Stored data
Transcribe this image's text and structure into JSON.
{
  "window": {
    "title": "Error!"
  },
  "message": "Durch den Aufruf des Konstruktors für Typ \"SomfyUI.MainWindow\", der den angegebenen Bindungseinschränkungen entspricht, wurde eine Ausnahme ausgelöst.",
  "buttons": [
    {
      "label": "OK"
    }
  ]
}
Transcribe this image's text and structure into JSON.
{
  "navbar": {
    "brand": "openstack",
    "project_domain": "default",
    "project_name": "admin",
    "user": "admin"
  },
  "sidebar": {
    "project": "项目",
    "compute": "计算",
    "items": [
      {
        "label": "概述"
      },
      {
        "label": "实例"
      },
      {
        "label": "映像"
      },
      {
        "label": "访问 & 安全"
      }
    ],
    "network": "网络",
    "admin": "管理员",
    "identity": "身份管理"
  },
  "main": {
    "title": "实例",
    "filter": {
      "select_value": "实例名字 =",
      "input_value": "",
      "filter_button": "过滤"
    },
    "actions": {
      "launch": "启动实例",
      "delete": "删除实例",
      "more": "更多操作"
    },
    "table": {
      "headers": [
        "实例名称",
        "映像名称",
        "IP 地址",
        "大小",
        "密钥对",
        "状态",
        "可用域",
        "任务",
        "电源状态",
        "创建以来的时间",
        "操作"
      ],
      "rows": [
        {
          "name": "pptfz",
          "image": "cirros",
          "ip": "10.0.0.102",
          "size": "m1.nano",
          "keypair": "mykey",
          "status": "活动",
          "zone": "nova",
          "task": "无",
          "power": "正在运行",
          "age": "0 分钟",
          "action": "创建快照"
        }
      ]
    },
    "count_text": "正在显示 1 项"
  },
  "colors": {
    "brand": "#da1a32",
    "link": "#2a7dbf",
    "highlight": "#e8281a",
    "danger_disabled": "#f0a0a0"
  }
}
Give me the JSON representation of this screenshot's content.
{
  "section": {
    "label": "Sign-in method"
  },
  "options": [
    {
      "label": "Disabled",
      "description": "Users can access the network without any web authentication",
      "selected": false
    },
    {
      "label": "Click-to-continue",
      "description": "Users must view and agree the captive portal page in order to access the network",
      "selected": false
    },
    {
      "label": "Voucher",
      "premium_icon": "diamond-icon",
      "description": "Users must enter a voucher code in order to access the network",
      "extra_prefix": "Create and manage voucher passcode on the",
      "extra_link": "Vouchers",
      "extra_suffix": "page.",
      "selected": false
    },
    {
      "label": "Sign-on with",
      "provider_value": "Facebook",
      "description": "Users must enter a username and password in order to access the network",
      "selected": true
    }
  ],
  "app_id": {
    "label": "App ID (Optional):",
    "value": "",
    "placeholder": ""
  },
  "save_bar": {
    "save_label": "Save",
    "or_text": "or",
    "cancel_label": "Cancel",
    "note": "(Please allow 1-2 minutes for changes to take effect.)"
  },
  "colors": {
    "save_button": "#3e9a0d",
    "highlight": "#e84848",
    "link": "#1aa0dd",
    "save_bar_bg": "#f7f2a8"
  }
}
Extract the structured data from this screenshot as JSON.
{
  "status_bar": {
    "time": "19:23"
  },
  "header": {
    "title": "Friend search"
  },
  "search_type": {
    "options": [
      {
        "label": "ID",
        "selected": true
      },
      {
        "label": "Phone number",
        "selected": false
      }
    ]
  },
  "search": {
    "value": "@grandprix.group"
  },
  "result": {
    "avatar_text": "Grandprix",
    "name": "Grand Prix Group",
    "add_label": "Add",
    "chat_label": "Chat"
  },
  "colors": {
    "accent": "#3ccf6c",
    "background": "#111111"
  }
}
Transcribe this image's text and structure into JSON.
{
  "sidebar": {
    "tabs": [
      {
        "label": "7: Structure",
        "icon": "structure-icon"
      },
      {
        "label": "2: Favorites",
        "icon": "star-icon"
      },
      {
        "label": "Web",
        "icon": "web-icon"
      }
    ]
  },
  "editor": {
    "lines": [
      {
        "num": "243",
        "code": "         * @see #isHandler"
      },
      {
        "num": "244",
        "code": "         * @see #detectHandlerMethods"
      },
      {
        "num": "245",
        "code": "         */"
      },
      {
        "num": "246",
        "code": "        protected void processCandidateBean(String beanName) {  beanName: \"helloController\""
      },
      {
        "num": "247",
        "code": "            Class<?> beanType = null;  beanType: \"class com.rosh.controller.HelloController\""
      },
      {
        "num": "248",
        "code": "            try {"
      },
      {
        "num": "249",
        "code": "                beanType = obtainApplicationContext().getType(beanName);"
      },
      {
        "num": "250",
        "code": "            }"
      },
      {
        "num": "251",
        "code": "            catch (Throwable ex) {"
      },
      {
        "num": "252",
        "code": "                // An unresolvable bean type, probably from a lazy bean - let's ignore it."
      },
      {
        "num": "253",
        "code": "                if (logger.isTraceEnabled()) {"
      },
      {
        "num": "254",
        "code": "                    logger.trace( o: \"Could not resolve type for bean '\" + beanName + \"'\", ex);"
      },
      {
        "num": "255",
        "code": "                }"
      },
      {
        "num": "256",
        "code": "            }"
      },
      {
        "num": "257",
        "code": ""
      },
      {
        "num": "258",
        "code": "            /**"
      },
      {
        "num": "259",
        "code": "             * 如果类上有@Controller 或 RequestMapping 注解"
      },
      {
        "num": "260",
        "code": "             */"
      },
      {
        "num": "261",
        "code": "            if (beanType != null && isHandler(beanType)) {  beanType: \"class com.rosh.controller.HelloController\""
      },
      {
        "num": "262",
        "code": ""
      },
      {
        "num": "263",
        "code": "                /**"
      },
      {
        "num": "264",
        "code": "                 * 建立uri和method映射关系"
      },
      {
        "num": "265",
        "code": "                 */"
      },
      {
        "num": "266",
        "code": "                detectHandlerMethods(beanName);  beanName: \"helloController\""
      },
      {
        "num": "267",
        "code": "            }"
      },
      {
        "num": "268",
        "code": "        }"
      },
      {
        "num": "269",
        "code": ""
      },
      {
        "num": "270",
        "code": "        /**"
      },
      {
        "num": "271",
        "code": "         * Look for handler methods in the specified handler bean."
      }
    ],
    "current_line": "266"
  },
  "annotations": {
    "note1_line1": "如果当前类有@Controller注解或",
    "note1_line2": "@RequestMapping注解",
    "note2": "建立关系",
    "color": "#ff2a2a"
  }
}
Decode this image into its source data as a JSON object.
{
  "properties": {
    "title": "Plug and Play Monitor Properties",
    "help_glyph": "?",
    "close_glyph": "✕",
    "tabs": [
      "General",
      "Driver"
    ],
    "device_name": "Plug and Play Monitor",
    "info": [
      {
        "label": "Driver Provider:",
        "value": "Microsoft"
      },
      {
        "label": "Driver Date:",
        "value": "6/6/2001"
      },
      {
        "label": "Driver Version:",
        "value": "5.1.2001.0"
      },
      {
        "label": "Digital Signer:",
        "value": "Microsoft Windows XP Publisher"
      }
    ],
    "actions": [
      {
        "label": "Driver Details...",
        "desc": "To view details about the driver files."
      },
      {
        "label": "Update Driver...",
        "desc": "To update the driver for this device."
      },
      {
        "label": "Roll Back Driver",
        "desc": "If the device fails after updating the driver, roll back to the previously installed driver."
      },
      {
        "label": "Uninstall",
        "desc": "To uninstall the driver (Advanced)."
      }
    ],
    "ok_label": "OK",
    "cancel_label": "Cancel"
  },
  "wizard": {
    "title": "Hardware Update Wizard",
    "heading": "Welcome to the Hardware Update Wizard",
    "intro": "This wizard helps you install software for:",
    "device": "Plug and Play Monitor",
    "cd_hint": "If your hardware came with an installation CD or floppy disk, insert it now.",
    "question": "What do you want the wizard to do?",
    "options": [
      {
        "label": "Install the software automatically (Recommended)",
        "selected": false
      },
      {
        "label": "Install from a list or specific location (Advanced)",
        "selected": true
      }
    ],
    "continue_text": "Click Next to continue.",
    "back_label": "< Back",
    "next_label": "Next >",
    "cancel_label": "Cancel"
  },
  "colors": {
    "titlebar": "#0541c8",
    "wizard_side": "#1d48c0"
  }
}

Instruction »
Every line in the data above that contains "enter" needs to be copied.

The result »
      "description": "Users must enter a voucher code in order to access the network",
      "description": "Users must enter a username and password in order to access the network",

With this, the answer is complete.